[What the task requires]
Omit all pictures, then retype the data exactly as given.

- - -

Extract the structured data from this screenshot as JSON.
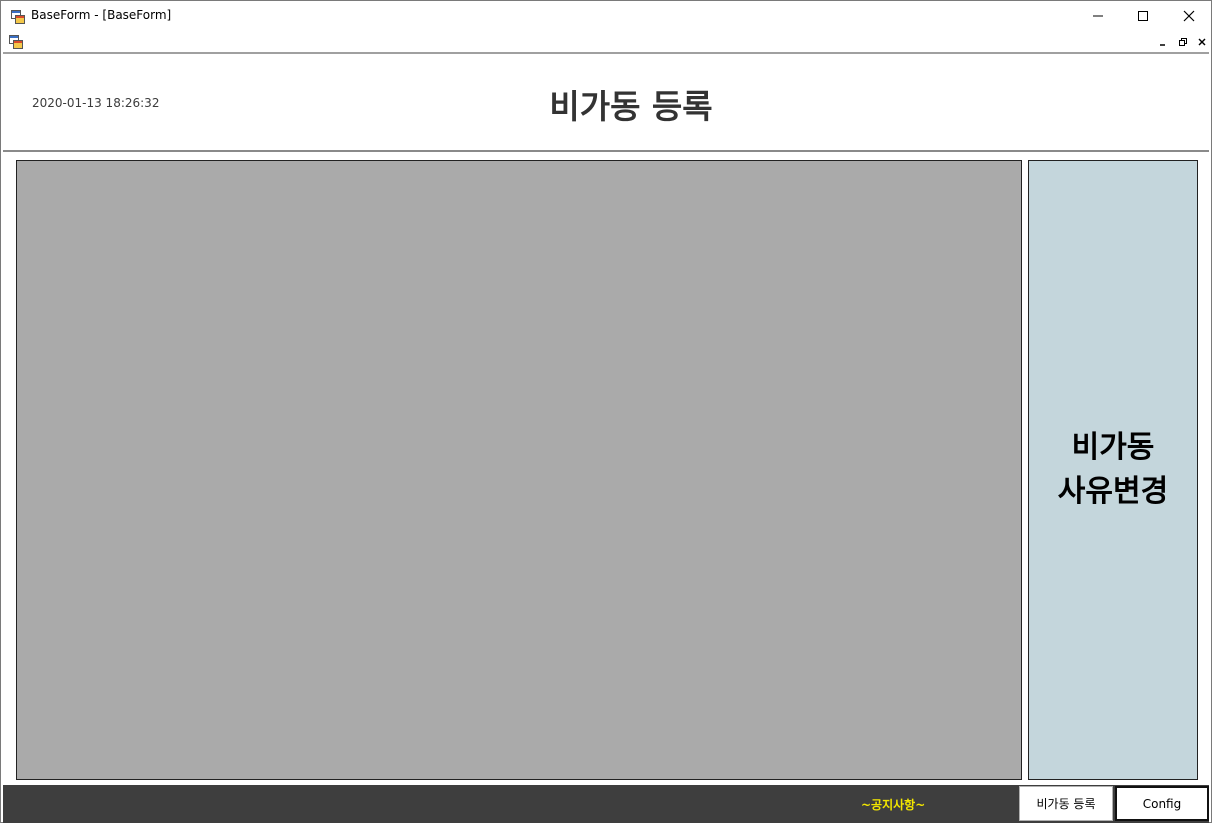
{
  "window": {
    "title": "BaseForm - [BaseForm]"
  },
  "header": {
    "datetime": "2020-01-13 18:26:32",
    "title": "비가동 등록"
  },
  "side_button": {
    "line1": "비가동",
    "line2": "사유변경"
  },
  "footer": {
    "notice": "~공지사항~",
    "register_label": "비가동 등록",
    "config_label": "Config"
  },
  "colors": {
    "content_bg": "#aaaaaa",
    "side_button_bg": "#c4d6dc",
    "footer_bg": "#3e3e3e",
    "notice_text": "#f2e600"
  },
  "icons": {
    "app": "windows-form-icon",
    "minimize": "minimize-icon",
    "maximize": "maximize-icon",
    "close": "close-icon",
    "restore": "restore-icon"
  }
}
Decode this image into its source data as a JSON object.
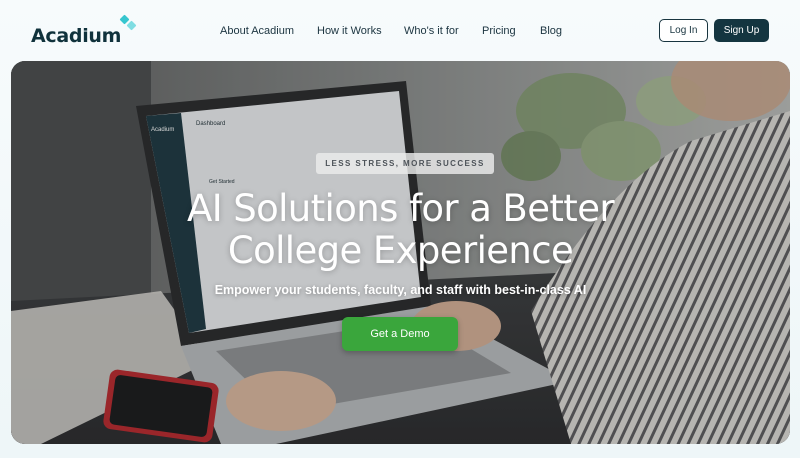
{
  "brand": {
    "name": "Acadium",
    "accent": "#36c6cf"
  },
  "nav": {
    "items": [
      {
        "label": "About Acadium"
      },
      {
        "label": "How it Works"
      },
      {
        "label": "Who's it for"
      },
      {
        "label": "Pricing"
      },
      {
        "label": "Blog"
      }
    ],
    "login_label": "Log In",
    "signup_label": "Sign Up"
  },
  "hero": {
    "eyebrow": "LESS STRESS, MORE SUCCESS",
    "headline_line1": "AI Solutions for a Better",
    "headline_line2": "College Experience",
    "subheadline": "Empower your students, faculty, and staff with best-in-class AI",
    "cta_label": "Get a Demo",
    "cta_color": "#3aa63c"
  },
  "laptop_screen": {
    "brand": "Acadium",
    "title": "Dashboard",
    "section": "Get Started"
  }
}
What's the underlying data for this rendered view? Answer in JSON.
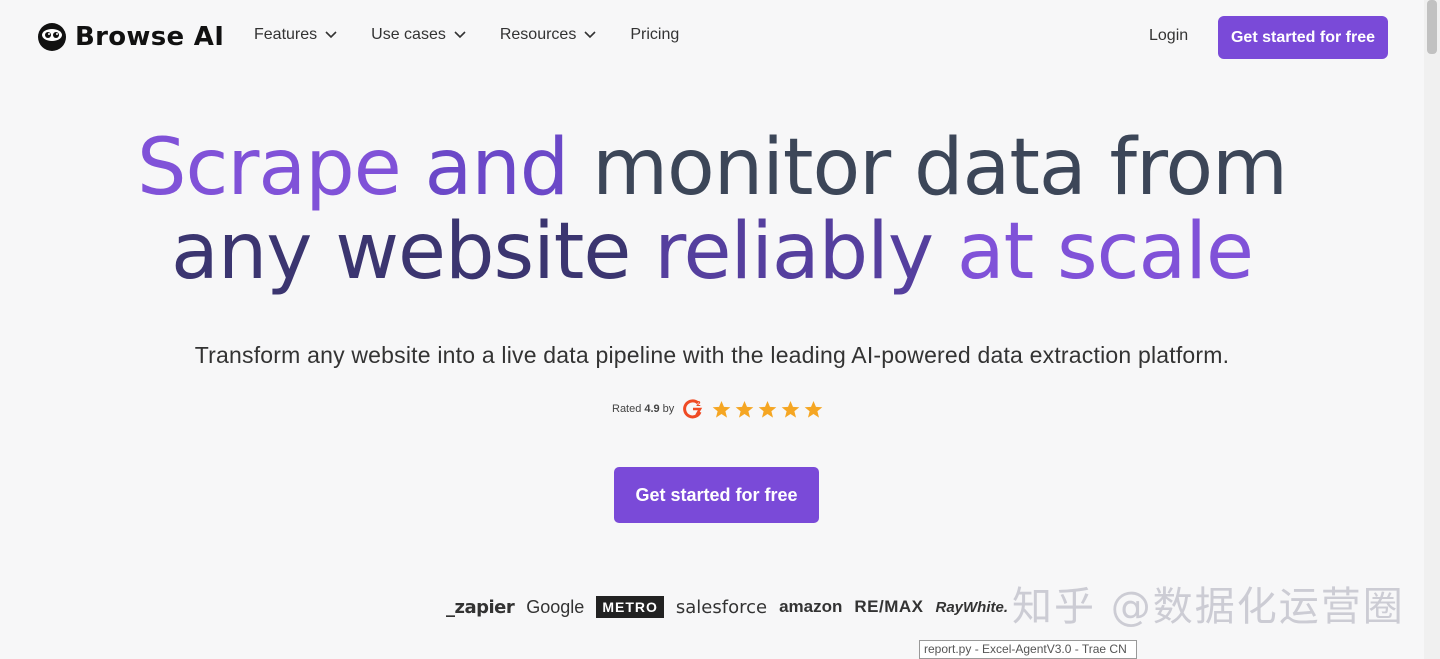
{
  "header": {
    "brand": "Browse AI",
    "nav": [
      {
        "label": "Features",
        "has_dropdown": true
      },
      {
        "label": "Use cases",
        "has_dropdown": true
      },
      {
        "label": "Resources",
        "has_dropdown": true
      },
      {
        "label": "Pricing",
        "has_dropdown": false
      }
    ],
    "login": "Login",
    "cta": "Get started for free"
  },
  "hero": {
    "headline_line1": {
      "w1": "Scrape",
      "w2": "and",
      "w3": "monitor data from"
    },
    "headline_line2": {
      "w1": "any website",
      "w2": "reliably",
      "w3": "at scale"
    },
    "subtitle": "Transform any website into a live data pipeline with the leading AI-powered data extraction platform.",
    "rating_prefix": "Rated",
    "rating_value": "4.9",
    "rating_suffix": "by",
    "stars": 5,
    "cta": "Get started for free"
  },
  "brands": [
    "_zapier",
    "Google",
    "METRO",
    "salesforce",
    "amazon",
    "RE/MAX",
    "RayWhite."
  ],
  "watermark": "知乎 @数据化运营圈",
  "tooltip": "report.py - Excel-AgentV3.0 - Trae CN",
  "colors": {
    "accent": "#7a4ad8",
    "star": "#f5a623",
    "g2": "#ef4a24"
  }
}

- - -

[Problem solution]
Extract the structured data from this screenshot as JSON.
{
  "window": {
    "title": "BaseForm - [BaseForm]"
  },
  "header": {
    "datetime": "2020-01-13 18:26:32",
    "title": "비가동 등록"
  },
  "side_button": {
    "line1": "비가동",
    "line2": "사유변경"
  },
  "footer": {
    "notice": "~공지사항~",
    "register_label": "비가동 등록",
    "config_label": "Config"
  },
  "colors": {
    "content_bg": "#aaaaaa",
    "side_button_bg": "#c4d6dc",
    "footer_bg": "#3e3e3e",
    "notice_text": "#f2e600"
  },
  "icons": {
    "app": "windows-form-icon",
    "minimize": "minimize-icon",
    "maximize": "maximize-icon",
    "close": "close-icon",
    "restore": "restore-icon"
  }
}
Decode this image into its source data as a JSON object.
{
  "brand": {
    "name": "Acadium",
    "accent": "#36c6cf"
  },
  "nav": {
    "items": [
      {
        "label": "About Acadium"
      },
      {
        "label": "How it Works"
      },
      {
        "label": "Who's it for"
      },
      {
        "label": "Pricing"
      },
      {
        "label": "Blog"
      }
    ],
    "login_label": "Log In",
    "signup_label": "Sign Up"
  },
  "hero": {
    "eyebrow": "LESS STRESS, MORE SUCCESS",
    "headline_line1": "AI Solutions for a Better",
    "headline_line2": "College Experience",
    "subheadline": "Empower your students, faculty, and staff with best-in-class AI",
    "cta_label": "Get a Demo",
    "cta_color": "#3aa63c"
  },
  "laptop_screen": {
    "brand": "Acadium",
    "title": "Dashboard",
    "section": "Get Started"
  }
}
What's the underlying data for this rendered view? Answer in JSON.
{
  "header": {
    "brand": "Browse AI",
    "nav": [
      {
        "label": "Features",
        "has_dropdown": true
      },
      {
        "label": "Use cases",
        "has_dropdown": true
      },
      {
        "label": "Resources",
        "has_dropdown": true
      },
      {
        "label": "Pricing",
        "has_dropdown": false
      }
    ],
    "login": "Login",
    "cta": "Get started for free"
  },
  "hero": {
    "headline_line1": {
      "w1": "Scrape",
      "w2": "and",
      "w3": "monitor data from"
    },
    "headline_line2": {
      "w1": "any website",
      "w2": "reliably",
      "w3": "at scale"
    },
    "subtitle": "Transform any website into a live data pipeline with the leading AI-powered data extraction platform.",
    "rating_prefix": "Rated",
    "rating_value": "4.9",
    "rating_suffix": "by",
    "stars": 5,
    "cta": "Get started for free"
  },
  "brands": [
    "_zapier",
    "Google",
    "METRO",
    "salesforce",
    "amazon",
    "RE/MAX",
    "RayWhite."
  ],
  "watermark": "知乎 @数据化运营圈",
  "tooltip": "report.py - Excel-AgentV3.0 - Trae CN",
  "colors": {
    "accent": "#7a4ad8",
    "star": "#f5a623",
    "g2": "#ef4a24"
  }
}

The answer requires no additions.